## [Texte fourni]
Jusqu'alors, seuls l'état-major de la police cantonal et le procureur général recevaient le document contenant, notamment, les données relatives aux violences policières et pénitentiaires. Unique en Suisse
Avant d'examiner les chiffres, une mise en contexte s'impose. Car l'IGS est une exception genevoise calquée sur une pratique française. Les autres cantons helvétiques ne disposent pas d'une telle structure.
L'IGS tire son origine d'une pétition de détenus de Champ-Dollon dénonçant en 2006 des violences policières. Dans la foulée, le Comité européen pour la prévention de la torture et des peines ou traitements inhumains ou dégradants (CPT) suggérait au Canton de mettre sur pied un organe indépendant de contrôle avant que le conseiller d'État Laurent Moutinot ne lance la structure en 2009.
De trois inspecteurs à ses débuts, l'IGS est désormais doté de quinze personnes chargées d'enquêter sur les allégations de violences policières ou pénitentiaires, mais également sur les infractions commises par les membres des corps de police dans le cadre privé. Usage abusif de la force
Qu'en est-il des chiffres? L'IGS a ouvert 143 dossiers en 2024, soit 11,6% de plus que l'année précédente. Raison principale invoquée: l'usage abusif de la force ou d'un moyen de contrainte. L'an dernier, 52 cas entraient dans cette catégorie, visant en premier lieu des membres de la police cantonale (42), puis l'Office de la détention (10), mais aucun policier municipal ou membre d'un autre service.

## [À faire]
Recopiez intégralement, sans rien modifier, le texte ci-dessus sur l'IGS genevoise.

## [Bloc de données]
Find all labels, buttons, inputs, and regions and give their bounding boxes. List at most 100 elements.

## [Réponse complète]
Jusqu'alors, seuls l'état-major de la police cantonal et le procureur général recevaient le document contenant, notamment, les données relatives aux violences policières et pénitentiaires. Unique en Suisse
Avant d'examiner les chiffres, une mise en contexte s'impose. Car l'IGS est une exception genevoise calquée sur une pratique française. Les autres cantons helvétiques ne disposent pas d'une telle structure.
L'IGS tire son origine d'une pétition de détenus de Champ-Dollon dénonçant en 2006 des violences policières. Dans la foulée, le Comité européen pour la prévention de la torture et des peines ou traitements inhumains ou dégradants (CPT) suggérait au Canton de mettre sur pied un organe indépendant de contrôle avant que le conseiller d'État Laurent Moutinot ne lance la structure en 2009.
De trois inspecteurs à ses débuts, l'IGS est désormais doté de quinze personnes chargées d'enquêter sur les allégations de violences policières ou pénitentiaires, mais également sur les infractions commises par les membres des corps de police dans le cadre privé. Usage abusif de la force
Qu'en est-il des chiffres? L'IGS a ouvert 143 dossiers en 2024, soit 11,6% de plus que l'année précédente. Raison principale invoquée: l'usage abusif de la force ou d'un moyen de contrainte. L'an dernier, 52 cas entraient dans cette catégorie, visant en premier lieu des membres de la police cantonale (42), puis l'Office de la détention (10), mais aucun policier municipal ou membre d'un autre service.